• _提供された抜粋_
+ + + + + + +

日本一長い商店街と呼ばれる大阪・天神橋筋。そのど真ん中にスタジオを構えるラジオ局が、FM802だ。人気番組を世に送るだけでなく、『FM802 RADIO CRAZY』や『FM802 MINAMI WHEEL』など、大規模な音楽イベントの主催でも知られる。そんなFM802の広報を務める横山さんは、幼少の頃から生粋のラジオファンだった。東京生まれ・東京育ちの彼女が、単身大阪へ向かった背景にある熱意とは?
  • 取材・文:山本梨央
  • 撮影:原祥子

Profile

横山佳奈

上智大学卒業後、ベネッセコーポレーションに入社。マーケティング部での業務を経て、FM802へ転職。現在は広報を担当。

ラジオをたくさん聴いて、公開収録にも通うように。投稿を読んでもらえる喜びも。

—幼少期はどんな環境で育ったんですか?

横山:子供の頃から今の職に就くまで、東京で生まれ育ちました。テレビがない家だったのでセーラームーンとかモーニング娘。が流行っていても、楽曲はなんとなくわかるのに何人組かも分からない(笑)。そういう周囲とのギャップは時々ありましたね。家では、両親の趣味でモーツァルトとかバッハとかクラシックの音楽に加えて、ビートルズとか、ローリングストーンズ、ピンクフロイドが流れていて。ただ、「これがピンクフロイドというバンドだ」という認識があまりなく、なんとなく風景として流れていたという感じですね。ラジオもこの頃から聴いていました。

横山 佳奈

―どんな番組が印象的でしたか?
横山:一番の思い出は、学生向けの番組ですね。投稿もたくさんしていました。その番組以外にも、暇さえあれば公開生放送や公開収録イベントなどにも通っていました。公開生放送って、裏方の人の動きも見えるじゃないですか。なので「このタイミングでメッセージを持ってくるんだ」とか「曲の間にメッセージを準備するんだ」という気付きも得られて。投稿を読んでもらうために、曲の前など、投稿メールを送るタイミングを考えたりしましたね(笑)。自分のメッセージが読まれるようになると、短く要約してもわかるようなメールのほうが読まれるのかと学んだり(笑)。

—それだけ熱心なラジオファンだったんですね。

横山:はい。この番組はメインのリスナーが中高生の番組で、電話を繋ぐ企画を頻繁にやっていたんです。ある日、不登校の子が学校に行けなくなってしまった原因などを電話で赤裸々に語る放送を耳にして。私が通っていたのは中高一貫の女子校で、いじめや不登校がほとんどなかったんです。だから新聞やテレビだけで見る、かけ離れた問題だと思っていた。正直、本当に実在するのかなという疑問すらあったんですけど、ラジオを通して自分と同世代の普通の女の子が電話で話しながら泣いているのが衝撃で。初めてリアリティをもって感じて、教育を勉強したいなと思いました。それがきっかけとなって、進学先は上智大学の教育学科を選んだんです。

+ + + + + + +

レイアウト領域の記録
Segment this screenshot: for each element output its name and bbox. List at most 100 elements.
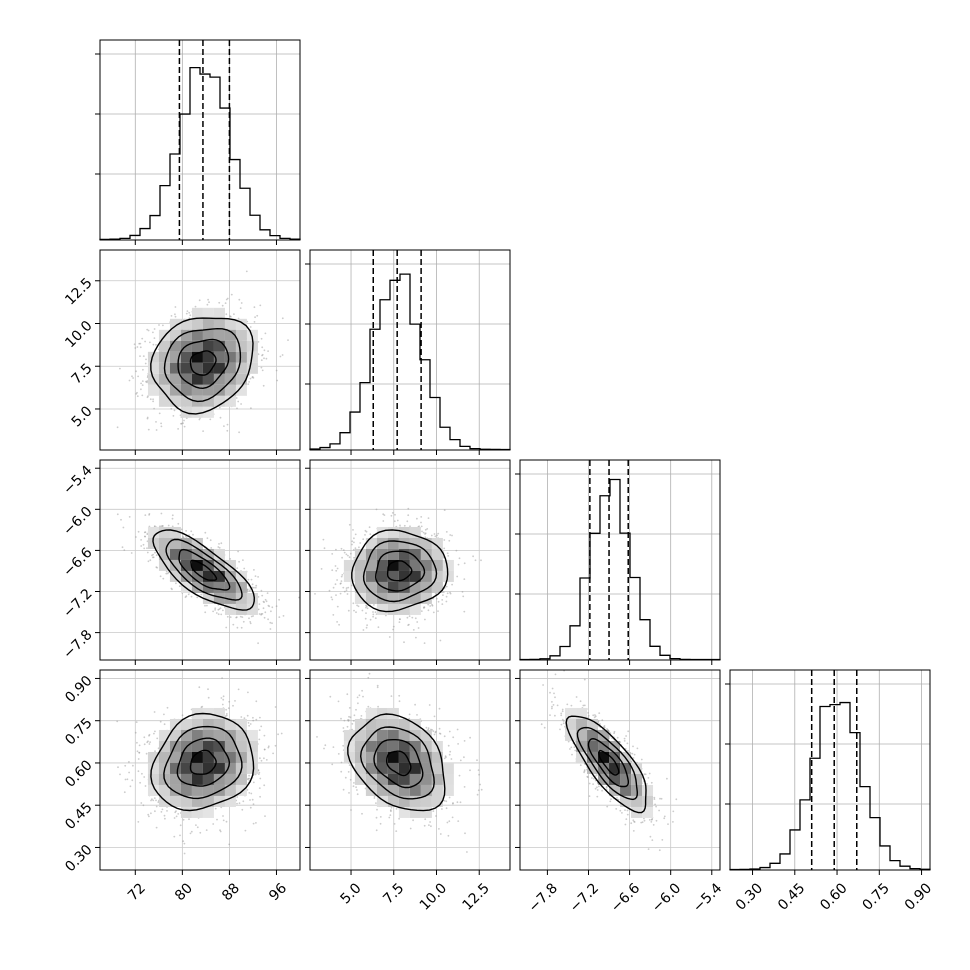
density-cell (169, 795, 181, 807)
scatter-point (205, 829, 208, 831)
scatter-point (195, 824, 197, 826)
scatter-point (124, 778, 127, 781)
scatter-point (149, 741, 152, 743)
scatter-point (393, 520, 396, 523)
scatter-point (139, 346, 142, 349)
scatter-point (540, 723, 543, 726)
y-tick-label-3-2: 0.60 (62, 757, 95, 790)
density-cell (409, 559, 421, 571)
scatter-point (647, 777, 650, 779)
scatter-point (417, 627, 420, 629)
scatter-point (356, 789, 358, 791)
density-cell (191, 570, 203, 582)
scatter-point (137, 758, 140, 760)
density-cell (224, 603, 236, 615)
scatter-point (155, 421, 157, 423)
scatter-point (424, 618, 426, 621)
scatter-point (346, 593, 349, 595)
scatter-point (173, 835, 176, 838)
scatter-point (332, 746, 335, 748)
scatter-point (183, 852, 186, 855)
scatter-point (259, 304, 262, 307)
2d-panel-3-2 (515, 669, 721, 875)
scatter-point (570, 704, 573, 707)
density-cell (213, 362, 225, 374)
scatter-point (362, 629, 365, 631)
scatter-point (146, 547, 148, 550)
scatter-point (148, 733, 151, 736)
scatter-point (367, 705, 370, 708)
scatter-point (332, 614, 335, 616)
density-cell (409, 592, 421, 604)
scatter-point (228, 700, 231, 703)
density-cell (169, 537, 181, 549)
scatter-point (264, 815, 266, 817)
scatter-point (188, 818, 190, 821)
scatter-point (263, 349, 266, 352)
scatter-point (644, 773, 647, 776)
scatter-point (391, 512, 394, 514)
density-cell (158, 784, 170, 796)
density-cell (420, 729, 432, 741)
scatter-point (153, 407, 156, 410)
density-cell (587, 751, 599, 763)
density-cell (202, 806, 214, 818)
scatter-point (161, 525, 164, 528)
scatter-point (630, 822, 633, 825)
scatter-point (579, 700, 582, 703)
density-cell (409, 751, 421, 763)
scatter-point (409, 827, 412, 830)
scatter-point (241, 616, 244, 618)
density-cell (169, 351, 181, 363)
scatter-point (364, 617, 367, 620)
density-cell (365, 537, 377, 549)
scatter-point (354, 533, 357, 536)
scatter-point (235, 616, 238, 619)
density-cell (213, 592, 225, 604)
scatter-point (269, 621, 272, 624)
scatter-point (641, 821, 644, 824)
density-cell (365, 548, 377, 560)
scatter-point (145, 358, 147, 361)
scatter-point (449, 750, 452, 753)
scatter-point (655, 805, 657, 808)
scatter-point (141, 337, 144, 340)
density-cell (169, 751, 181, 763)
density-cell (191, 718, 203, 730)
scatter-point (435, 815, 437, 817)
scatter-point (275, 369, 278, 372)
scatter-point (249, 799, 251, 801)
scatter-point (154, 730, 156, 733)
density-cell (169, 762, 181, 774)
scatter-point (250, 615, 253, 618)
scatter-point (343, 551, 346, 554)
scatter-point (331, 763, 334, 766)
scatter-point (432, 730, 435, 733)
scatter-point (219, 416, 222, 419)
scatter-point (389, 809, 392, 812)
scatter-point (420, 610, 423, 612)
scatter-point (429, 605, 432, 607)
density-cell (202, 395, 214, 407)
density-cell (576, 751, 588, 763)
scatter-point (261, 346, 264, 349)
scatter-point (332, 586, 335, 589)
scatter-point (340, 761, 343, 764)
scatter-point (254, 575, 257, 577)
scatter-point (625, 818, 628, 820)
y-tick-label-1-2: 10.0 (62, 318, 95, 351)
scatter-point (262, 607, 265, 610)
x-tick-label-0-1: 80 (172, 880, 196, 904)
scatter-point (116, 426, 119, 429)
scatter-point (456, 801, 459, 804)
scatter-point (592, 783, 594, 785)
scatter-point (439, 639, 442, 642)
density-cell (387, 795, 399, 807)
scatter-point (130, 552, 133, 554)
scatter-point (379, 822, 382, 825)
scatter-point (262, 384, 265, 387)
scatter-point (575, 696, 578, 698)
scatter-point (154, 750, 156, 753)
density-cell (213, 340, 225, 352)
scatter-point (631, 752, 634, 755)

+ + + + + + +

• _課題_
FM802の広報担当者へのインタビューから、「横山:子供の頃から今の職に就」を含む語句を始まりとし、「もこの頃から聴いていました。」の後で終わる部分を、一字一句変えずに書き写してください。

• _回答全文_
横山:子供の頃から今の職に就くまで、東京で生まれ育ちました。テレビがない家だったのでセーラームーンとかモーニング娘。が流行っていても、楽曲はなんとなくわかるのに何人組かも分からない(笑)。そういう周囲とのギャップは時々ありましたね。家では、両親の趣味でモーツァルトとかバッハとかクラシックの音楽に加えて、ビートルズとか、ローリングストーンズ、ピンクフロイドが流れていて。ただ、「これがピンクフロイドというバンドだ」という認識があまりなく、なんとなく風景として流れていたという感じですね。ラジオもこの頃から聴いていました。